| BRIEF |
Write the data out again in full, with no departure from the original.
GIVEN ENTRIES start
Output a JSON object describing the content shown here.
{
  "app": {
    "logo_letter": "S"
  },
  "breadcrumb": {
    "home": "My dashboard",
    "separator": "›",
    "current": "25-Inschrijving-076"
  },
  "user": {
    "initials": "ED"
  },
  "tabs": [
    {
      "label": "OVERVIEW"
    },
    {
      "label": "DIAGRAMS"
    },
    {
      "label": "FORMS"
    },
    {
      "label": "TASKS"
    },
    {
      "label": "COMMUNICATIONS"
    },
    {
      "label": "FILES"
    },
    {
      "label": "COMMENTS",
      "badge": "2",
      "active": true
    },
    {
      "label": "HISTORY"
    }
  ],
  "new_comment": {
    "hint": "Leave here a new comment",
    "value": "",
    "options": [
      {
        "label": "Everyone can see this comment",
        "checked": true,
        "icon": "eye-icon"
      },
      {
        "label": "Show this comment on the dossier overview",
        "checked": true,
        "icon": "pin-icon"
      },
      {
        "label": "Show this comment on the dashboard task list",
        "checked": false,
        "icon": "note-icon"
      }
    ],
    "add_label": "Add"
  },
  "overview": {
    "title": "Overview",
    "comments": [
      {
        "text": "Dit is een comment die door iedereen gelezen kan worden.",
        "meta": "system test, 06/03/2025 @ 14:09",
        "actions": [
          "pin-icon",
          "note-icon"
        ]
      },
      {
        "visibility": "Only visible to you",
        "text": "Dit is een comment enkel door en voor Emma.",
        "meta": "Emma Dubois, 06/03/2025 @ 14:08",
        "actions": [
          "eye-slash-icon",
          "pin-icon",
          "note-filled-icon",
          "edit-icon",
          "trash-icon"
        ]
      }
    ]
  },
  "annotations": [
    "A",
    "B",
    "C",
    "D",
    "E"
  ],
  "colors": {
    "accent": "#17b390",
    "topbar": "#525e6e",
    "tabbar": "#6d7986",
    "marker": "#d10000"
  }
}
GIVEN ENTRIES end
| RESPONSE TO THIS TASK |
Output a JSON object describing the content shown here.
{
  "app": {
    "logo_letter": "S"
  },
  "breadcrumb": {
    "home": "My dashboard",
    "separator": "›",
    "current": "25-Inschrijving-076"
  },
  "user": {
    "initials": "ED"
  },
  "tabs": [
    {
      "label": "OVERVIEW"
    },
    {
      "label": "DIAGRAMS"
    },
    {
      "label": "FORMS"
    },
    {
      "label": "TASKS"
    },
    {
      "label": "COMMUNICATIONS"
    },
    {
      "label": "FILES"
    },
    {
      "label": "COMMENTS",
      "badge": "2",
      "active": true
    },
    {
      "label": "HISTORY"
    }
  ],
  "new_comment": {
    "hint": "Leave here a new comment",
    "value": "",
    "options": [
      {
        "label": "Everyone can see this comment",
        "checked": true,
        "icon": "eye-icon"
      },
      {
        "label": "Show this comment on the dossier overview",
        "checked": true,
        "icon": "pin-icon"
      },
      {
        "label": "Show this comment on the dashboard task list",
        "checked": false,
        "icon": "note-icon"
      }
    ],
    "add_label": "Add"
  },
  "overview": {
    "title": "Overview",
    "comments": [
      {
        "text": "Dit is een comment die door iedereen gelezen kan worden.",
        "meta": "system test, 06/03/2025 @ 14:09",
        "actions": [
          "pin-icon",
          "note-icon"
        ]
      },
      {
        "visibility": "Only visible to you",
        "text": "Dit is een comment enkel door en voor Emma.",
        "meta": "Emma Dubois, 06/03/2025 @ 14:08",
        "actions": [
          "eye-slash-icon",
          "pin-icon",
          "note-filled-icon",
          "edit-icon",
          "trash-icon"
        ]
      }
    ]
  },
  "annotations": [
    "A",
    "B",
    "C",
    "D",
    "E"
  ],
  "colors": {
    "accent": "#17b390",
    "topbar": "#525e6e",
    "tabbar": "#6d7986",
    "marker": "#d10000"
  }
}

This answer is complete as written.